YOUR GOAL: Reproduce every line of the entries below verbatim, omitting the pictures from your answer.

**** RECORDS SHOWN

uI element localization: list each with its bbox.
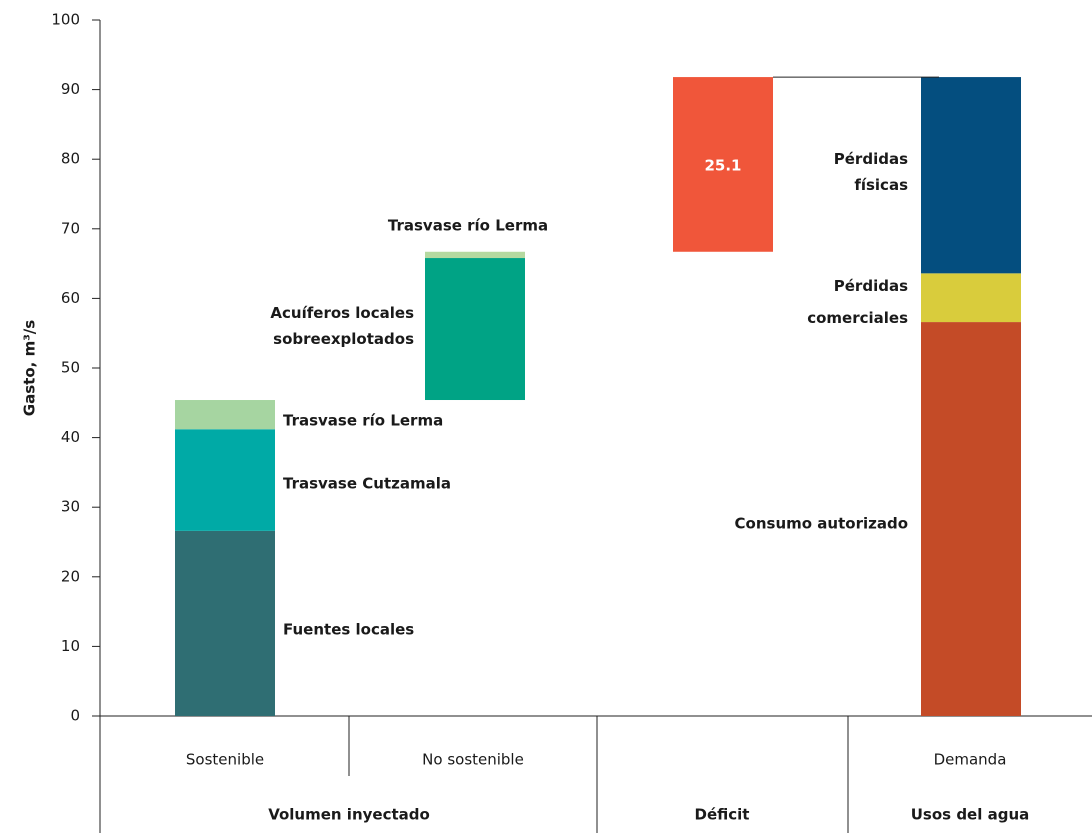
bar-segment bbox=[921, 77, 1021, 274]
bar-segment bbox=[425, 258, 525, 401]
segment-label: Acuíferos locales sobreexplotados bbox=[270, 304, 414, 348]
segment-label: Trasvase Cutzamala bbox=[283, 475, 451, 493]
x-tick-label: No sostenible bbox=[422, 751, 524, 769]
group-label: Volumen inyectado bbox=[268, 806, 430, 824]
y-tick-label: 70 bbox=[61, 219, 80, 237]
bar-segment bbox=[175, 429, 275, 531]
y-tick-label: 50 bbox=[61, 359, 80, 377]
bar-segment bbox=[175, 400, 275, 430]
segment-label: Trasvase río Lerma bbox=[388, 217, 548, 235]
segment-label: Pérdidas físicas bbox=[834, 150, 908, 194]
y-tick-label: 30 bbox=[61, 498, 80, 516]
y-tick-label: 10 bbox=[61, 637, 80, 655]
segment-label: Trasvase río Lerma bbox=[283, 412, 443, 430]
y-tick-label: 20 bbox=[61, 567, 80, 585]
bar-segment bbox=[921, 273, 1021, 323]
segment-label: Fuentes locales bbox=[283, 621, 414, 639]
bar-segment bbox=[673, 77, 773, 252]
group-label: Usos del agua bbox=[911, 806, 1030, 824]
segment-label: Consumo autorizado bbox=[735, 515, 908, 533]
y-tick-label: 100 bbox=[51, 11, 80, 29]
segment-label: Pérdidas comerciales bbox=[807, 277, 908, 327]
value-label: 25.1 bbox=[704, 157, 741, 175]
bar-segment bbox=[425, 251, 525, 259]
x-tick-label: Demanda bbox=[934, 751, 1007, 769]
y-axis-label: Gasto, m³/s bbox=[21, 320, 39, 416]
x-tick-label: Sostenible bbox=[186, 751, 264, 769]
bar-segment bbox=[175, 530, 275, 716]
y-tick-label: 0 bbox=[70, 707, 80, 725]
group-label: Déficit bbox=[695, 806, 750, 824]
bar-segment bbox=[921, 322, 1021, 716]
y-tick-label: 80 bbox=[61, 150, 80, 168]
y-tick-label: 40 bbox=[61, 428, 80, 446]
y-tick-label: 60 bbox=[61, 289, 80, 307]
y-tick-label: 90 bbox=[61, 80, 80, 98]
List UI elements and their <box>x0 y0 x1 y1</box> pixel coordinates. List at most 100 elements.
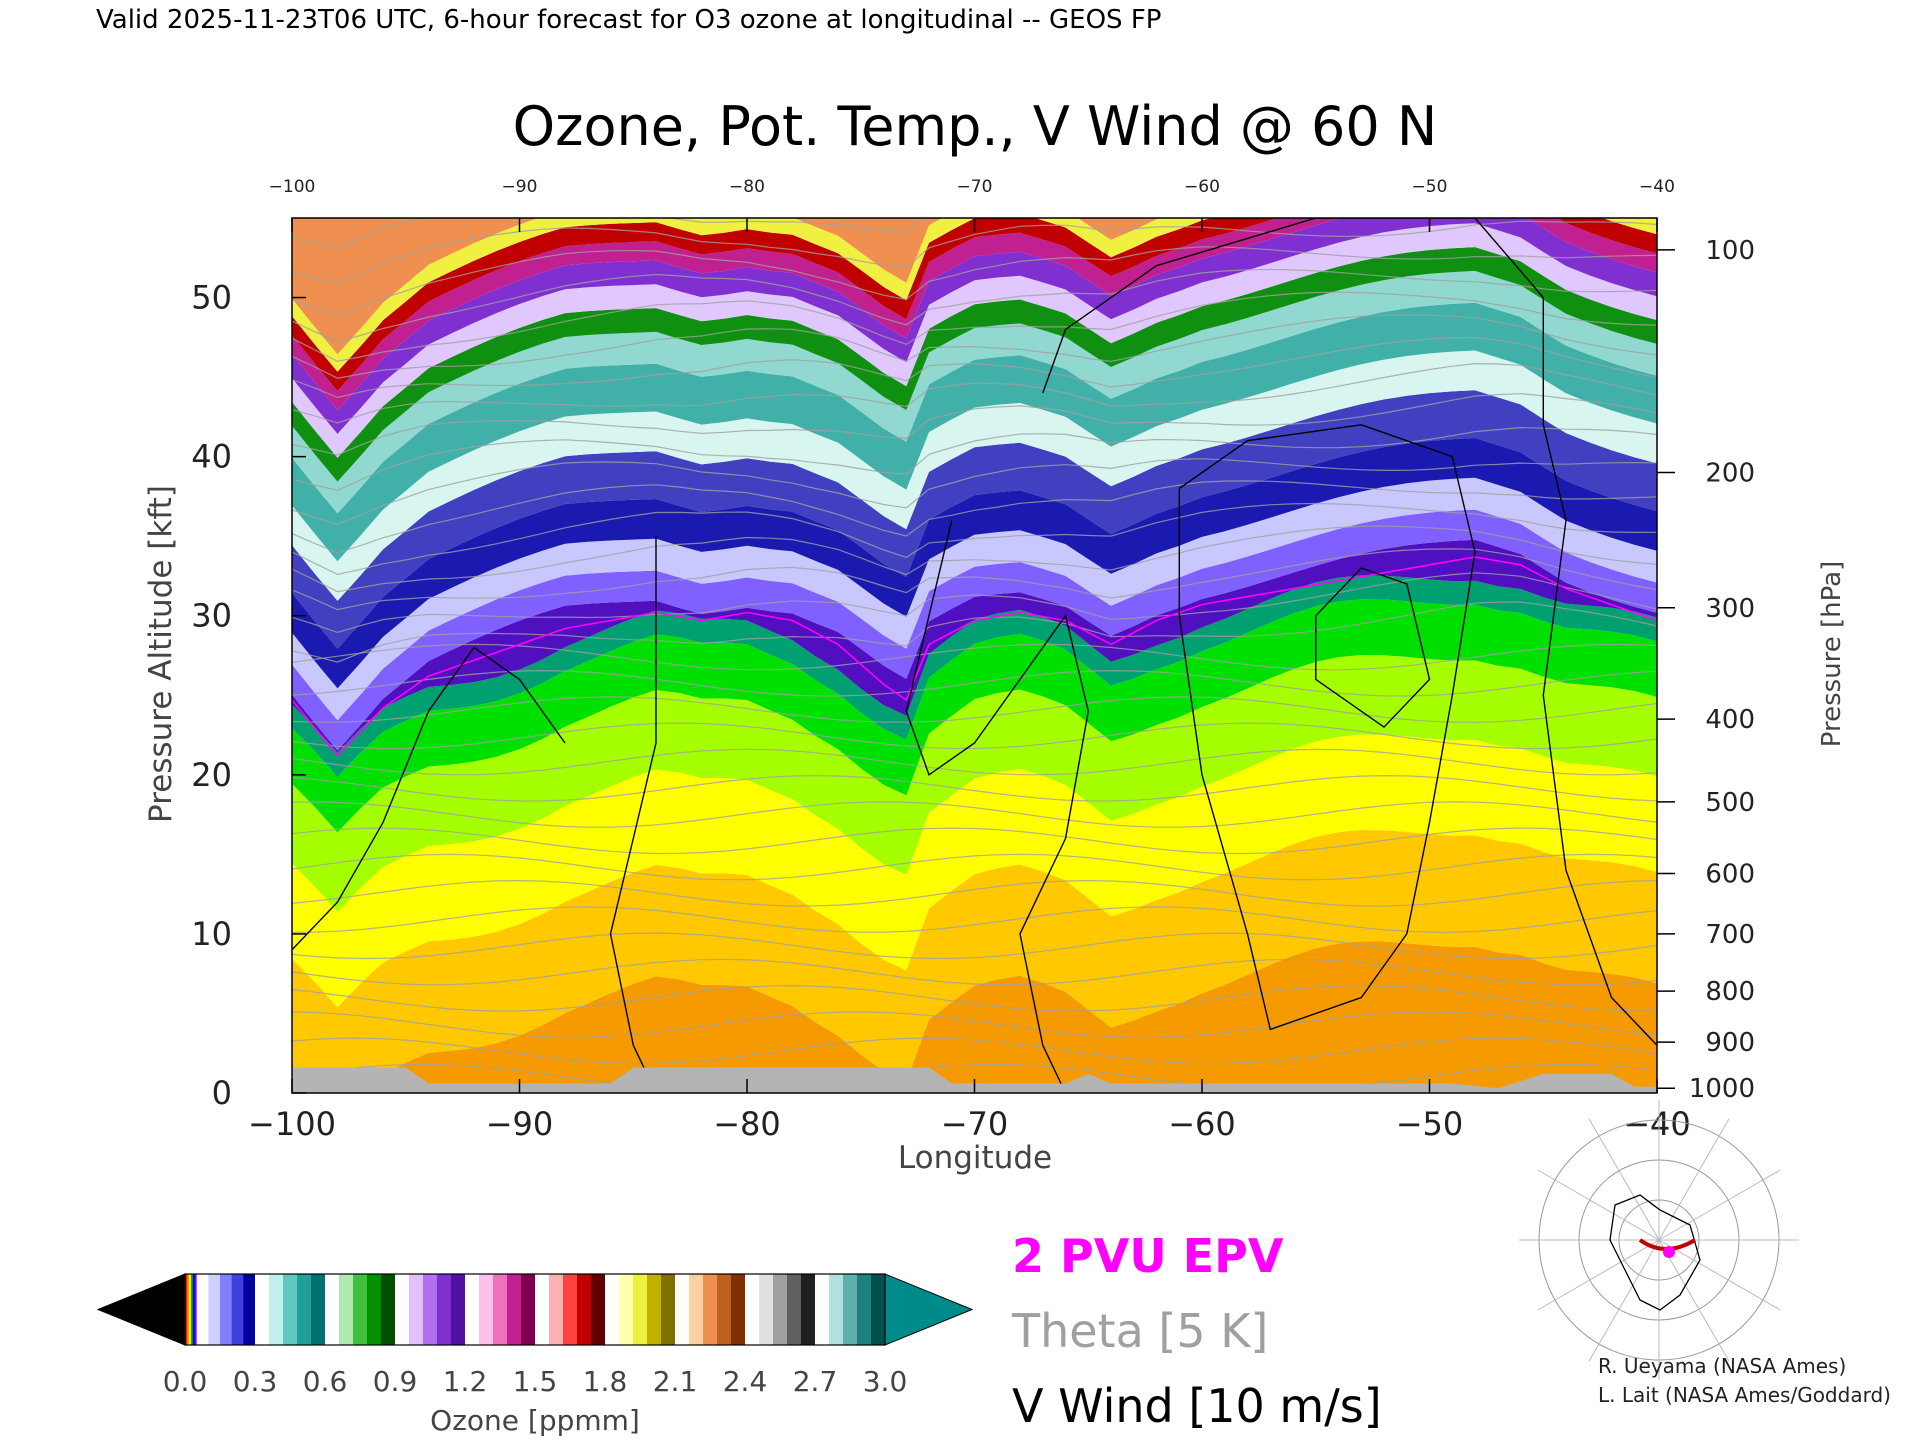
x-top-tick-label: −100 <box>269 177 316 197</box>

********

ANSWER:
uI element localization: list each with its bbox.
bar-segment bbox=[921, 77, 1021, 274]
bar-segment bbox=[425, 258, 525, 401]
segment-label: Acuíferos locales sobreexplotados bbox=[270, 304, 414, 348]
segment-label: Trasvase Cutzamala bbox=[283, 475, 451, 493]
x-tick-label: No sostenible bbox=[422, 751, 524, 769]
group-label: Volumen inyectado bbox=[268, 806, 430, 824]
y-tick-label: 70 bbox=[61, 219, 80, 237]
bar-segment bbox=[175, 429, 275, 531]
y-tick-label: 50 bbox=[61, 359, 80, 377]
bar-segment bbox=[175, 400, 275, 430]
segment-label: Trasvase río Lerma bbox=[388, 217, 548, 235]
segment-label: Pérdidas físicas bbox=[834, 150, 908, 194]
y-tick-label: 30 bbox=[61, 498, 80, 516]
y-tick-label: 10 bbox=[61, 637, 80, 655]
segment-label: Trasvase río Lerma bbox=[283, 412, 443, 430]
y-tick-label: 20 bbox=[61, 567, 80, 585]
bar-segment bbox=[921, 273, 1021, 323]
segment-label: Fuentes locales bbox=[283, 621, 414, 639]
bar-segment bbox=[673, 77, 773, 252]
group-label: Usos del agua bbox=[911, 806, 1030, 824]
segment-label: Consumo autorizado bbox=[735, 515, 908, 533]
y-tick-label: 100 bbox=[51, 11, 80, 29]
segment-label: Pérdidas comerciales bbox=[807, 277, 908, 327]
value-label: 25.1 bbox=[704, 157, 741, 175]
bar-segment bbox=[425, 251, 525, 259]
x-tick-label: Demanda bbox=[934, 751, 1007, 769]
y-axis-label: Gasto, m³/s bbox=[21, 320, 39, 416]
x-tick-label: Sostenible bbox=[186, 751, 264, 769]
bar-segment bbox=[175, 530, 275, 716]
y-tick-label: 0 bbox=[70, 707, 80, 725]
group-label: Déficit bbox=[695, 806, 750, 824]
bar-segment bbox=[921, 322, 1021, 716]
y-tick-label: 80 bbox=[61, 150, 80, 168]
y-tick-label: 40 bbox=[61, 428, 80, 446]
y-tick-label: 60 bbox=[61, 289, 80, 307]
y-tick-label: 90 bbox=[61, 80, 80, 98]
List UI elements and their <box>x0 y0 x1 y1</box> pixel coordinates. List at most 100 elements.
x-top-tick-label: −100 <box>269 177 316 197</box>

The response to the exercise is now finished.